▶ [Problem details] Look through the data and write out every line with the word "drygt" in it.
BEGIN Data extracts
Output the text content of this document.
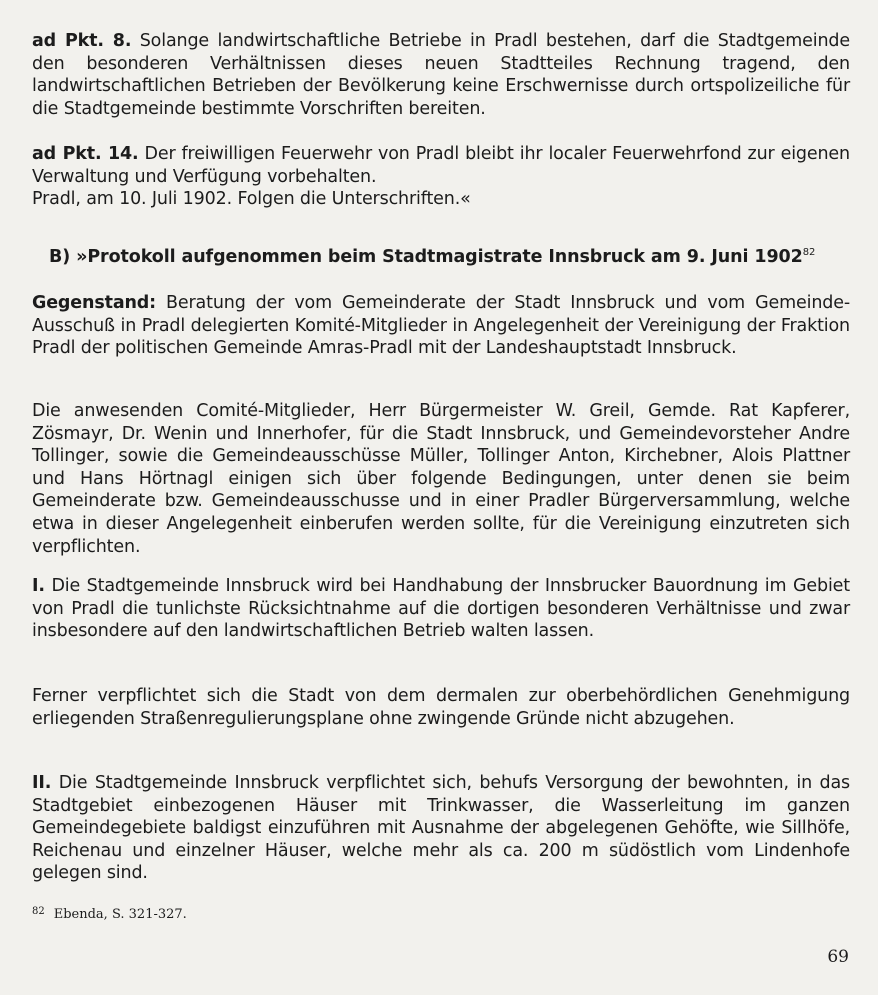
ad Pkt. 8. Solange landwirtschaftliche Betriebe in Pradl bestehen, darf die Stadtgemeinde den besonderen Verhältnissen dieses neuen Stadtteiles Rechnung tragend, den landwirtschaftlichen Betrieben der Bevölkerung keine Erschwernisse durch ortspolizeiliche für die Stadtgemeinde bestimmte Vorschriften bereiten.

ad Pkt. 14. Der freiwilligen Feuerwehr von Pradl bleibt ihr localer Feuerwehrfond zur eigenen Verwaltung und Verfügung vorbehalten.
Pradl, am 10. Juli 1902. Folgen die Unterschriften.«

B) »Protokoll aufgenommen beim Stadtmagistrate Innsbruck am 9. Juni 1902$^{82}$

Gegenstand: Beratung der vom Gemeinderate der Stadt Innsbruck und vom Gemeinde-Ausschuß in Pradl delegierten Komité-Mitglieder in Angelegenheit der Vereinigung der Fraktion Pradl der politischen Gemeinde Amras-Pradl mit der Landeshauptstadt Innsbruck.

Die anwesenden Comité-Mitglieder, Herr Bürgermeister W. Greil, Gemde. Rat Kapferer, Zösmayr, Dr. Wenin und Innerhofer, für die Stadt Innsbruck, und Gemeindevorsteher Andre Tollinger, sowie die Gemeindeausschüsse Müller, Tollinger Anton, Kirchebner, Alois Plattner und Hans Hörtnagl einigen sich über folgende Bedingungen, unter denen sie beim Gemeinderate bzw. Gemeindeausschusse und in einer Pradler Bürgerversammlung, welche etwa in dieser Angelegenheit einberufen werden sollte, für die Vereinigung einzutreten sich verpflichten.

I. Die Stadtgemeinde Innsbruck wird bei Handhabung der Innsbrucker Bauordnung im Gebiet von Pradl die tunlichste Rücksichtnahme auf die dortigen besonderen Verhältnisse und zwar insbesondere auf den landwirtschaftlichen Betrieb walten lassen.

Ferner verpflichtet sich die Stadt von dem dermalen zur oberbehördlichen Genehmigung erliegenden Straßenregulierungsplane ohne zwingende Gründe nicht abzugehen.

II. Die Stadtgemeinde Innsbruck verpflichtet sich, behufs Versorgung der bewohnten, in das Stadtgebiet einbezogenen Häuser mit Trinkwasser, die Wasserleitung im ganzen Gemeindegebiete baldigst einzuführen mit Ausnahme der abgelegenen Gehöfte, wie Sillhöfe, Reichenau und einzelner Häuser, welche mehr als ca. 200 m südöstlich vom Lindenhofe gelegen sind.

$^{82}$ Ebenda, S. 321-327.

69
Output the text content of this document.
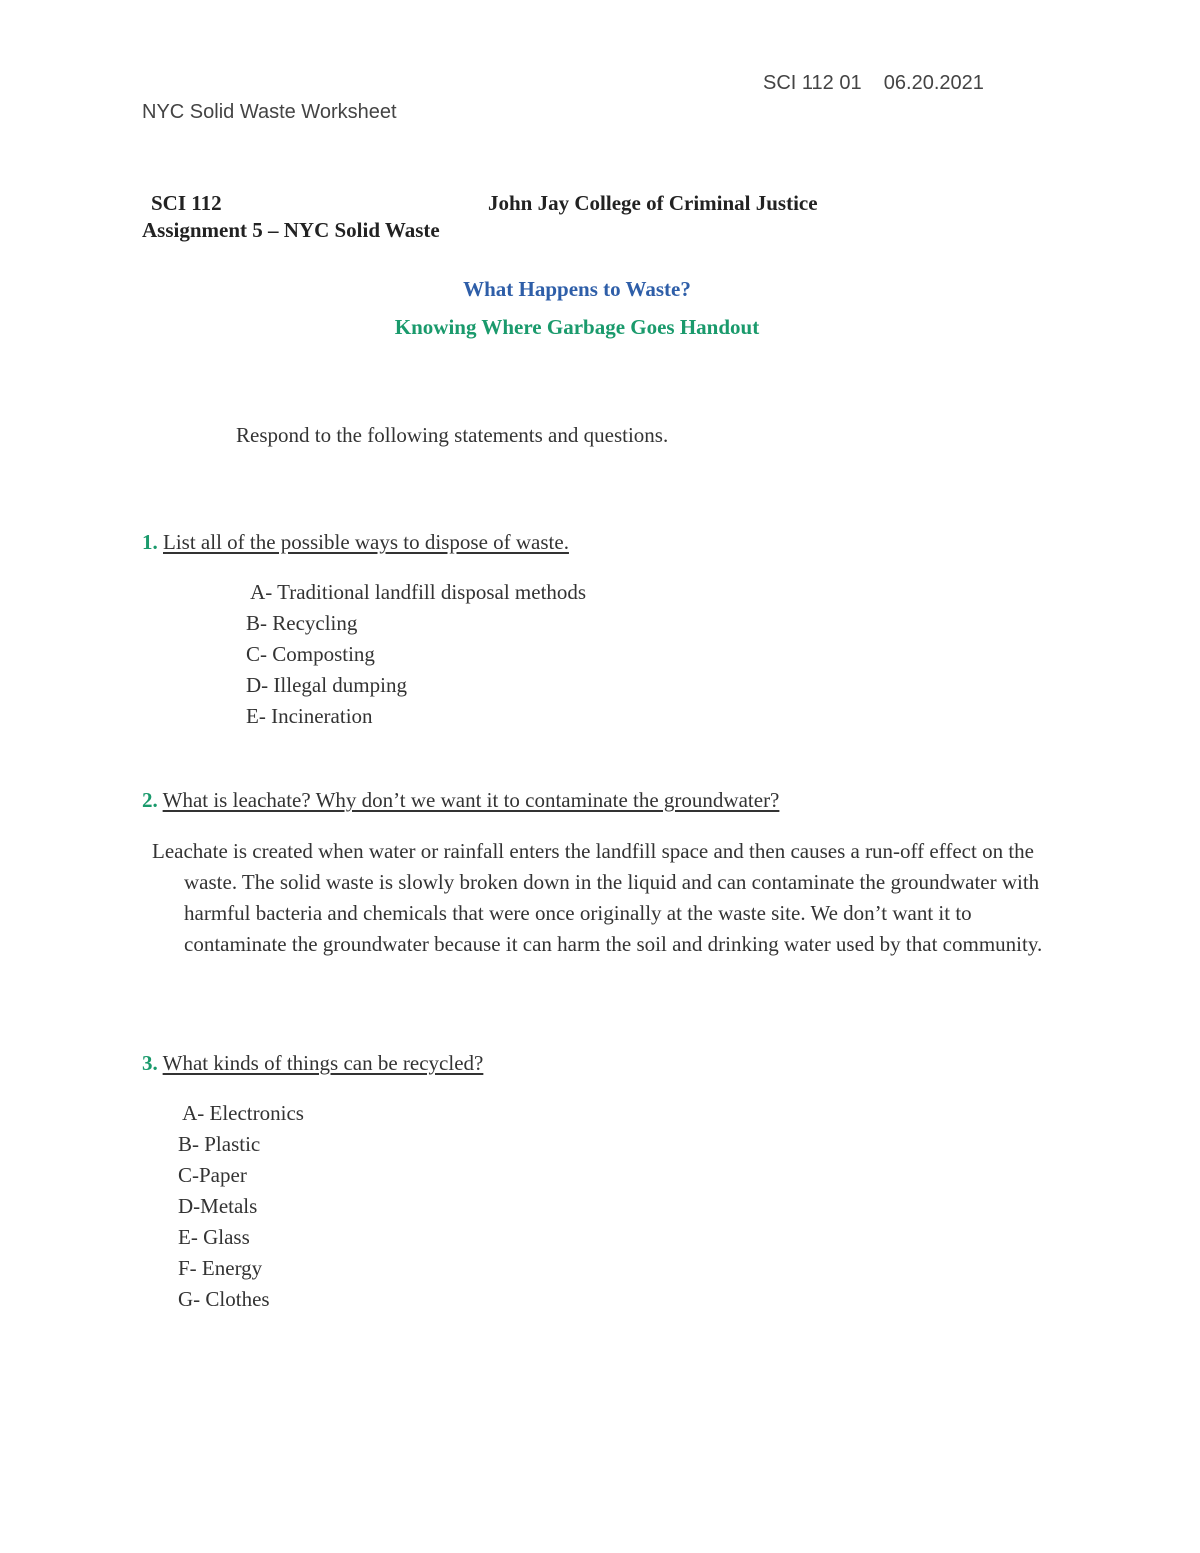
SCI 112 01    06.20.2021
NYC Solid Waste Worksheet
SCI 112	John Jay College of Criminal Justice
Assignment 5 – NYC Solid Waste
What Happens to Waste?
Knowing Where Garbage Goes Handout
Respond to the following statements and questions.
1. List all of the possible ways to dispose of waste.
A- Traditional landfill disposal methods
B- Recycling
C- Composting
D- Illegal dumping
E- Incineration
2. What is leachate? Why don’t we want it to contaminate the groundwater?
Leachate is created when water or rainfall enters the landfill space and then causes a run-off effect on the waste. The solid waste is slowly broken down in the liquid and can contaminate the groundwater with harmful bacteria and chemicals that were once originally at the waste site. We don’t want it to contaminate the groundwater because it can harm the soil and drinking water used by that community.
3. What kinds of things can be recycled?
A- Electronics
B- Plastic
C-Paper
D-Metals
E- Glass
F- Energy
G- Clothes
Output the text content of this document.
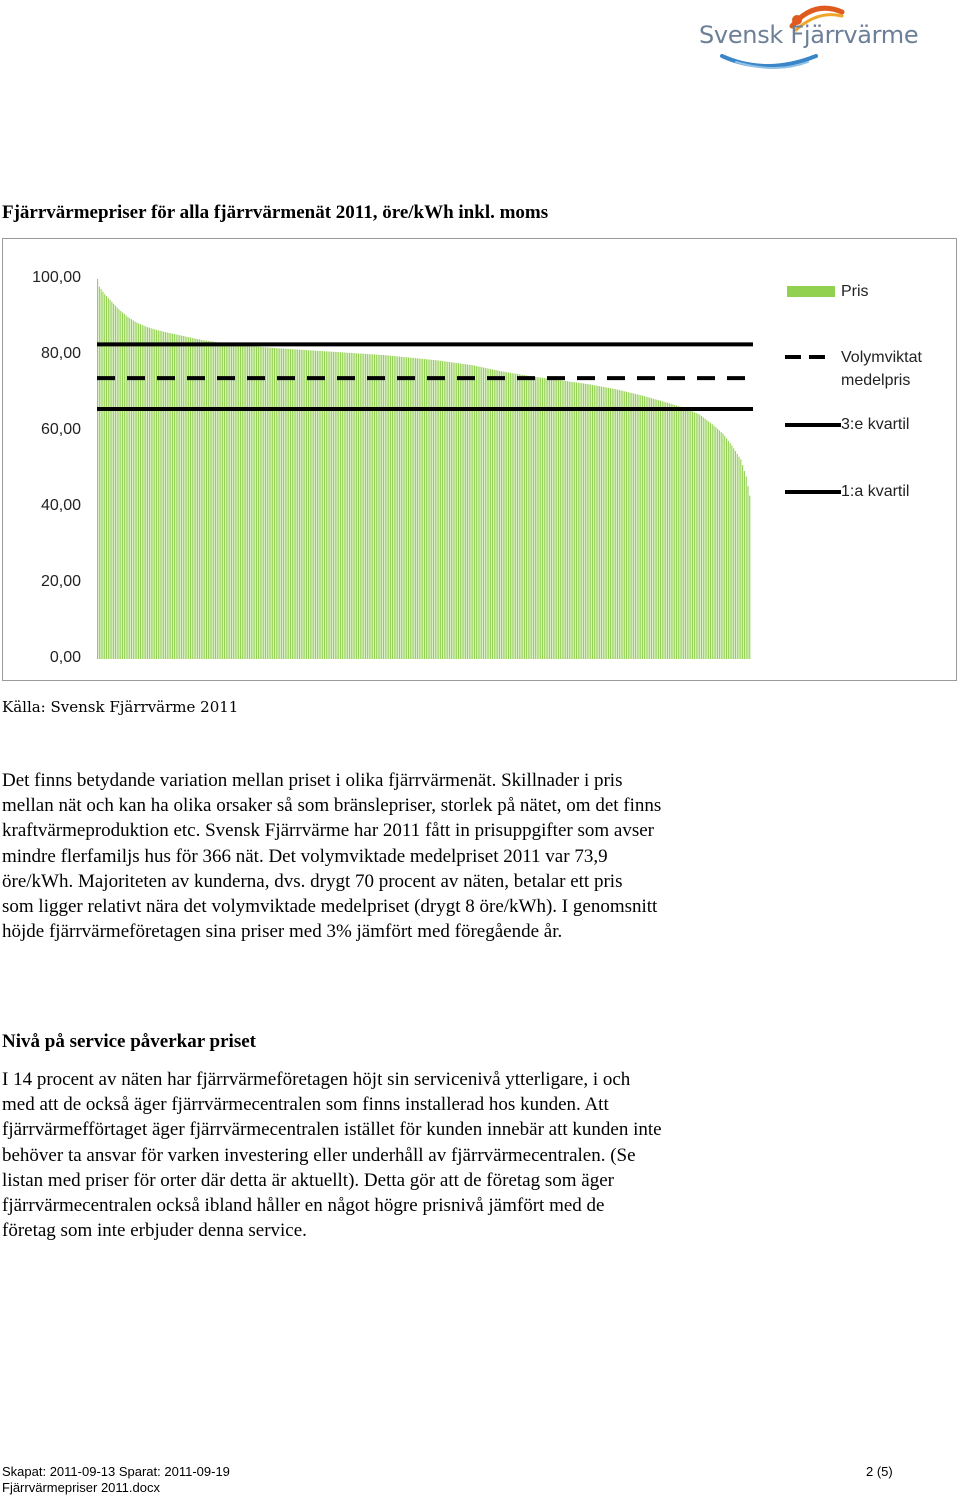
Svensk Fjärrvärme
Fjärrvärmepriser för alla fjärrvärmenät 2011, öre/kWh inkl. moms
100,00
80,00
60,00
40,00
20,00
0,00
Pris
Volymviktat
medelpris
3:e kvartil
1:a kvartil
Källa: Svensk Fjärrvärme 2011
Det finns betydande variation mellan priset i olika fjärrvärmenät. Skillnader i pris
mellan nät och kan ha olika orsaker så som bränslepriser, storlek på nätet, om det finns
kraftvärmeproduktion etc. Svensk Fjärrvärme har 2011 fått in prisuppgifter som avser
mindre flerfamiljs hus för 366 nät. Det volymviktade medelpriset 2011 var 73,9
öre/kWh. Majoriteten av kunderna, dvs. drygt 70 procent av näten, betalar ett pris
som ligger relativt nära det volymviktade medelpriset (drygt 8 öre/kWh). I genomsnitt
höjde fjärrvärmeföretagen sina priser med 3% jämfört med föregående år.
Nivå på service påverkar priset
I 14 procent av näten har fjärrvärmeföretagen höjt sin servicenivå ytterligare, i och
med att de också äger fjärrvärmecentralen som finns installerad hos kunden. Att
fjärrvärmefförtaget äger fjärrvärmecentralen istället för kunden innebär att kunden inte
behöver ta ansvar för varken investering eller underhåll av fjärrvärmecentralen. (Se
listan med priser för orter där detta är aktuellt). Detta gör att de företag som äger
fjärrvärmecentralen också ibland håller en något högre prisnivå jämfört med de
företag som inte erbjuder denna service.
Skapat: 2011-09-13 Sparat: 2011-09-19
Fjärrvärmepriser 2011.docx
2 (5)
END Data extracts
▶ [Expected answer]
öre/kWh. Majoriteten av kunderna, dvs. drygt 70 procent av näten, betalar ett pris
som ligger relativt nära det volymviktade medelpriset (drygt 8 öre/kWh). I genomsnitt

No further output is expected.